MATERIAL PROVIDED:
━━━━
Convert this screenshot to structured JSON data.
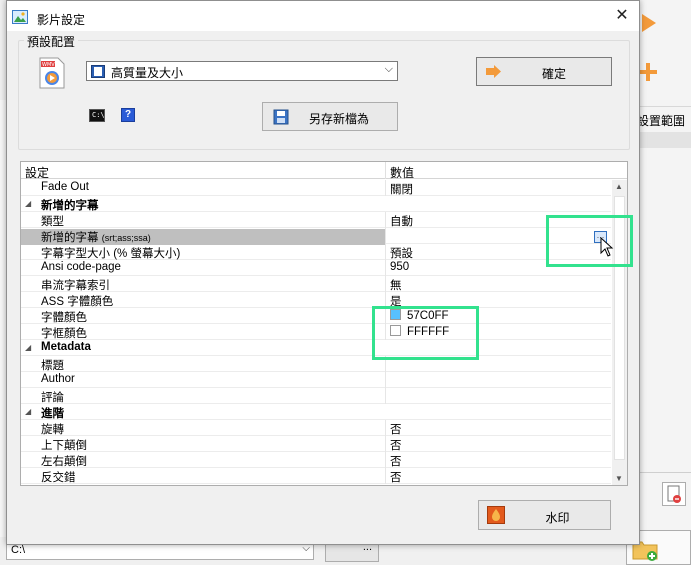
{
  "dialog": {
    "title": "影片設定",
    "close_glyph": "✕"
  },
  "preset": {
    "group_label": "預設配置",
    "selected": "高質量及大小",
    "ok_label": "確定",
    "save_as_label": "另存新檔為"
  },
  "grid": {
    "col_setting": "設定",
    "col_value": "數值",
    "rows": [
      {
        "name": "Fade Out",
        "value": ""
      },
      {
        "name": "新增的字幕",
        "value": ""
      },
      {
        "name": "類型",
        "value": "自動"
      },
      {
        "name": "新增的字幕",
        "hint": "(srt;ass;ssa)",
        "value": ""
      },
      {
        "name": "字幕字型大小 (% 螢幕大小)",
        "value": "預設"
      },
      {
        "name": "Ansi code-page",
        "value": "950"
      },
      {
        "name": "串流字幕索引",
        "value": "無"
      },
      {
        "name": "ASS 字體顏色",
        "value": "是"
      },
      {
        "name": "字體顏色",
        "value": "57C0FF",
        "swatch": "#57C0FF"
      },
      {
        "name": "字框顏色",
        "value": "FFFFFF",
        "swatch": "#FFFFFF"
      },
      {
        "name": "Metadata",
        "value": ""
      },
      {
        "name": "標題",
        "value": ""
      },
      {
        "name": "Author",
        "value": ""
      },
      {
        "name": "評論",
        "value": ""
      },
      {
        "name": "進階",
        "value": ""
      },
      {
        "name": "旋轉",
        "value": "否"
      },
      {
        "name": "上下顛倒",
        "value": "否"
      },
      {
        "name": "左右顛倒",
        "value": "否"
      },
      {
        "name": "反交錯",
        "value": "否"
      }
    ],
    "fade_out_value": "關閉"
  },
  "watermark": {
    "label": "水印"
  },
  "background": {
    "range_label": "設置範圍",
    "path": "C:\\",
    "dots": "..."
  },
  "colors": {
    "highlight": "#32E28E",
    "font_color": "#57C0FF",
    "border_color": "#FFFFFF"
  }
}
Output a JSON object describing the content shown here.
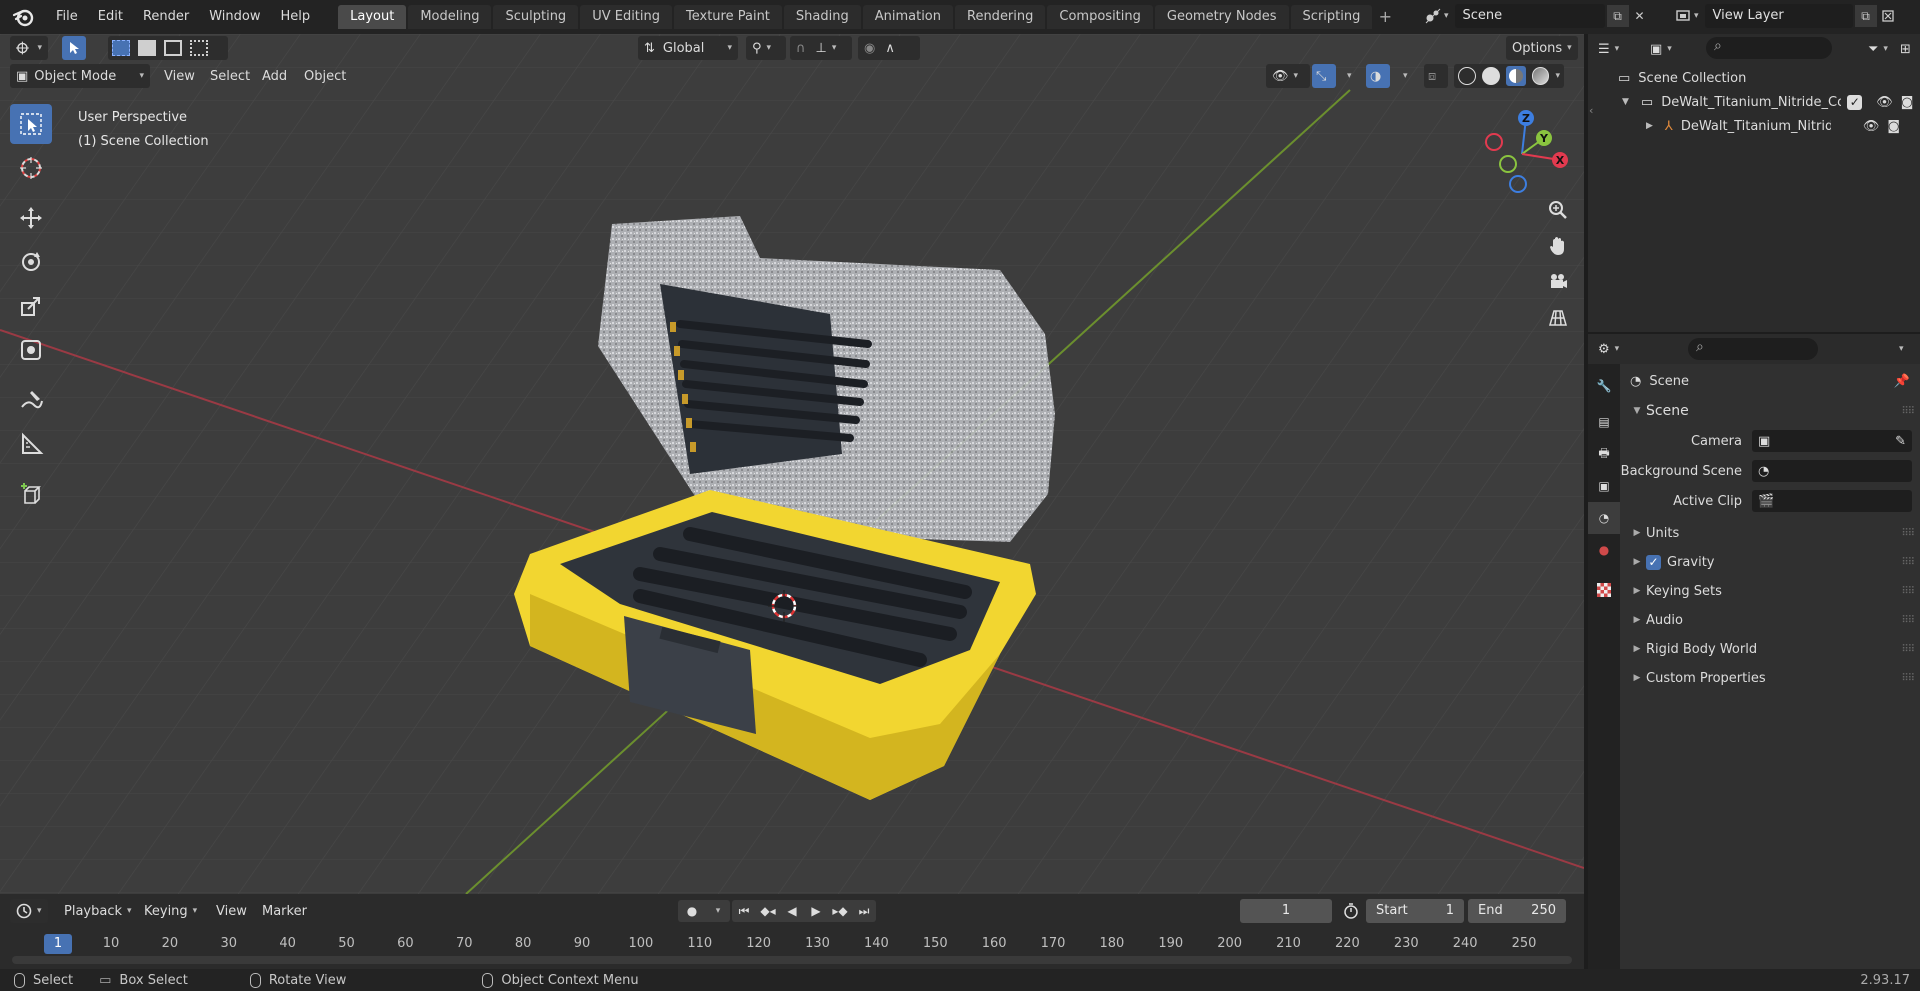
{
  "menu": {
    "items": [
      "File",
      "Edit",
      "Render",
      "Window",
      "Help"
    ]
  },
  "workspaces": {
    "tabs": [
      "Layout",
      "Modeling",
      "Sculpting",
      "UV Editing",
      "Texture Paint",
      "Shading",
      "Animation",
      "Rendering",
      "Compositing",
      "Geometry Nodes",
      "Scripting"
    ],
    "active": "Layout"
  },
  "scene_selector": {
    "value": "Scene"
  },
  "view_layer_selector": {
    "value": "View Layer"
  },
  "viewport": {
    "transform_orientation": "Global",
    "options_label": "Options",
    "mode": "Object Mode",
    "menus": [
      "View",
      "Select",
      "Add",
      "Object"
    ],
    "info_line1": "User Perspective",
    "info_line2": "(1) Scene Collection",
    "gizmo_axes": [
      "Z",
      "Y",
      "X"
    ]
  },
  "timeline": {
    "menus": [
      "Playback",
      "Keying",
      "View",
      "Marker"
    ],
    "current_frame": "1",
    "start_label": "Start",
    "start_value": "1",
    "end_label": "End",
    "end_value": "250",
    "ruler": [
      "1",
      "10",
      "20",
      "30",
      "40",
      "50",
      "60",
      "70",
      "80",
      "90",
      "100",
      "110",
      "120",
      "130",
      "140",
      "150",
      "160",
      "170",
      "180",
      "190",
      "200",
      "210",
      "220",
      "230",
      "240",
      "250"
    ]
  },
  "statusbar": {
    "select": "Select",
    "box_select": "Box Select",
    "rotate_view": "Rotate View",
    "context_menu": "Object Context Menu",
    "version": "2.93.17"
  },
  "outliner": {
    "root": "Scene Collection",
    "collection": "DeWalt_Titanium_Nitride_Coa",
    "object": "DeWalt_Titanium_Nitride"
  },
  "properties": {
    "context": "Scene",
    "panel": "Scene",
    "camera_label": "Camera",
    "background_scene_label": "Background Scene",
    "active_clip_label": "Active Clip",
    "sections": [
      "Units",
      "Gravity",
      "Keying Sets",
      "Audio",
      "Rigid Body World",
      "Custom Properties"
    ]
  },
  "colors": {
    "accent": "#4772b3",
    "axis_x": "#e23a4f",
    "axis_y": "#8ac43f",
    "axis_z": "#3d7ee0",
    "case_yellow": "#f2d630"
  }
}
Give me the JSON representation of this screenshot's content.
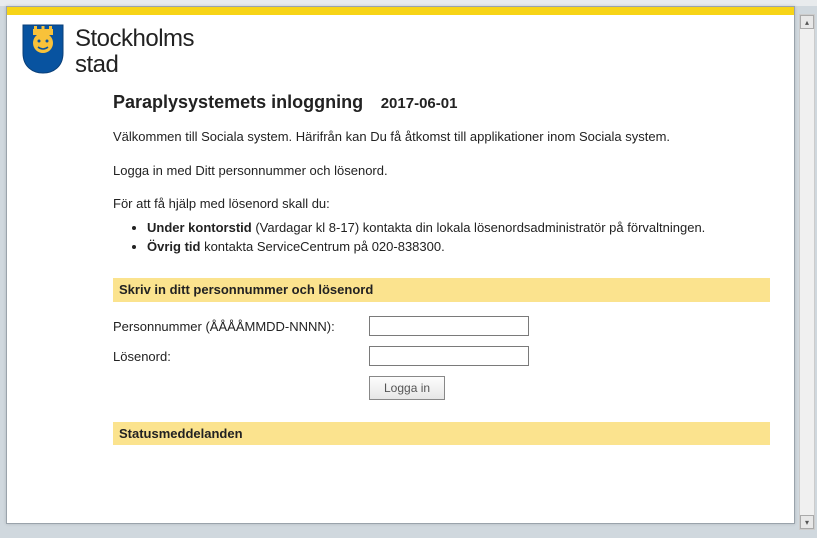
{
  "brand": {
    "line1": "Stockholms",
    "line2": "stad"
  },
  "page": {
    "title": "Paraplysystemets inloggning",
    "date": "2017-06-01"
  },
  "intro": {
    "welcome": "Välkommen till Sociala system. Härifrån kan Du få åtkomst till applikationer inom Sociala system.",
    "login_hint": "Logga in med Ditt personnummer och lösenord.",
    "help_heading": "För att få hjälp med lösenord skall du:"
  },
  "help_items": [
    {
      "bold": "Under kontorstid",
      "rest": " (Vardagar kl 8-17) kontakta din lokala lösenordsadministratör på förvaltningen."
    },
    {
      "bold": "Övrig tid",
      "rest": " kontakta ServiceCentrum på 020-838300."
    }
  ],
  "sections": {
    "credentials": "Skriv in ditt personnummer och lösenord",
    "status": "Statusmeddelanden"
  },
  "form": {
    "personnummer_label": "Personnummer (ÅÅÅÅMMDD-NNNN):",
    "losenord_label": "Lösenord:",
    "login_button": "Logga in"
  }
}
━━━━
GOAL:
Skip the pictures and print each record exactly as it stands.

WRITTEN REPLY:
Convert this screenshot to structured JSON data.
{
  "dialog": {
    "title": "影片設定",
    "close_glyph": "✕"
  },
  "preset": {
    "group_label": "預設配置",
    "selected": "高質量及大小",
    "ok_label": "確定",
    "save_as_label": "另存新檔為"
  },
  "grid": {
    "col_setting": "設定",
    "col_value": "數值",
    "rows": [
      {
        "name": "Fade Out",
        "value": ""
      },
      {
        "name": "新增的字幕",
        "value": ""
      },
      {
        "name": "類型",
        "value": "自動"
      },
      {
        "name": "新增的字幕",
        "hint": "(srt;ass;ssa)",
        "value": ""
      },
      {
        "name": "字幕字型大小 (% 螢幕大小)",
        "value": "預設"
      },
      {
        "name": "Ansi code-page",
        "value": "950"
      },
      {
        "name": "串流字幕索引",
        "value": "無"
      },
      {
        "name": "ASS 字體顏色",
        "value": "是"
      },
      {
        "name": "字體顏色",
        "value": "57C0FF",
        "swatch": "#57C0FF"
      },
      {
        "name": "字框顏色",
        "value": "FFFFFF",
        "swatch": "#FFFFFF"
      },
      {
        "name": "Metadata",
        "value": ""
      },
      {
        "name": "標題",
        "value": ""
      },
      {
        "name": "Author",
        "value": ""
      },
      {
        "name": "評論",
        "value": ""
      },
      {
        "name": "進階",
        "value": ""
      },
      {
        "name": "旋轉",
        "value": "否"
      },
      {
        "name": "上下顛倒",
        "value": "否"
      },
      {
        "name": "左右顛倒",
        "value": "否"
      },
      {
        "name": "反交錯",
        "value": "否"
      }
    ],
    "fade_out_value": "關閉"
  },
  "watermark": {
    "label": "水印"
  },
  "background": {
    "range_label": "設置範圍",
    "path": "C:\\",
    "dots": "..."
  },
  "colors": {
    "highlight": "#32E28E",
    "font_color": "#57C0FF",
    "border_color": "#FFFFFF"
  }
}
Output a JSON object describing the content shown here.
{
  "menu": {
    "items": [
      "File",
      "Edit",
      "Render",
      "Window",
      "Help"
    ]
  },
  "workspaces": {
    "tabs": [
      "Layout",
      "Modeling",
      "Sculpting",
      "UV Editing",
      "Texture Paint",
      "Shading",
      "Animation",
      "Rendering",
      "Compositing",
      "Geometry Nodes",
      "Scripting"
    ],
    "active": "Layout"
  },
  "scene_selector": {
    "value": "Scene"
  },
  "view_layer_selector": {
    "value": "View Layer"
  },
  "viewport": {
    "transform_orientation": "Global",
    "options_label": "Options",
    "mode": "Object Mode",
    "menus": [
      "View",
      "Select",
      "Add",
      "Object"
    ],
    "info_line1": "User Perspective",
    "info_line2": "(1) Scene Collection",
    "gizmo_axes": [
      "Z",
      "Y",
      "X"
    ]
  },
  "timeline": {
    "menus": [
      "Playback",
      "Keying",
      "View",
      "Marker"
    ],
    "current_frame": "1",
    "start_label": "Start",
    "start_value": "1",
    "end_label": "End",
    "end_value": "250",
    "ruler": [
      "1",
      "10",
      "20",
      "30",
      "40",
      "50",
      "60",
      "70",
      "80",
      "90",
      "100",
      "110",
      "120",
      "130",
      "140",
      "150",
      "160",
      "170",
      "180",
      "190",
      "200",
      "210",
      "220",
      "230",
      "240",
      "250"
    ]
  },
  "statusbar": {
    "select": "Select",
    "box_select": "Box Select",
    "rotate_view": "Rotate View",
    "context_menu": "Object Context Menu",
    "version": "2.93.17"
  },
  "outliner": {
    "root": "Scene Collection",
    "collection": "DeWalt_Titanium_Nitride_Coa",
    "object": "DeWalt_Titanium_Nitride"
  },
  "properties": {
    "context": "Scene",
    "panel": "Scene",
    "camera_label": "Camera",
    "background_scene_label": "Background Scene",
    "active_clip_label": "Active Clip",
    "sections": [
      "Units",
      "Gravity",
      "Keying Sets",
      "Audio",
      "Rigid Body World",
      "Custom Properties"
    ]
  },
  "colors": {
    "accent": "#4772b3",
    "axis_x": "#e23a4f",
    "axis_y": "#8ac43f",
    "axis_z": "#3d7ee0",
    "case_yellow": "#f2d630"
  }
}
Give me the JSON representation of this screenshot's content.
{
  "brand": {
    "line1": "Stockholms",
    "line2": "stad"
  },
  "page": {
    "title": "Paraplysystemets inloggning",
    "date": "2017-06-01"
  },
  "intro": {
    "welcome": "Välkommen till Sociala system. Härifrån kan Du få åtkomst till applikationer inom Sociala system.",
    "login_hint": "Logga in med Ditt personnummer och lösenord.",
    "help_heading": "För att få hjälp med lösenord skall du:"
  },
  "help_items": [
    {
      "bold": "Under kontorstid",
      "rest": " (Vardagar kl 8-17) kontakta din lokala lösenordsadministratör på förvaltningen."
    },
    {
      "bold": "Övrig tid",
      "rest": " kontakta ServiceCentrum på 020-838300."
    }
  ],
  "sections": {
    "credentials": "Skriv in ditt personnummer och lösenord",
    "status": "Statusmeddelanden"
  },
  "form": {
    "personnummer_label": "Personnummer (ÅÅÅÅMMDD-NNNN):",
    "losenord_label": "Lösenord:",
    "login_button": "Logga in"
  }
}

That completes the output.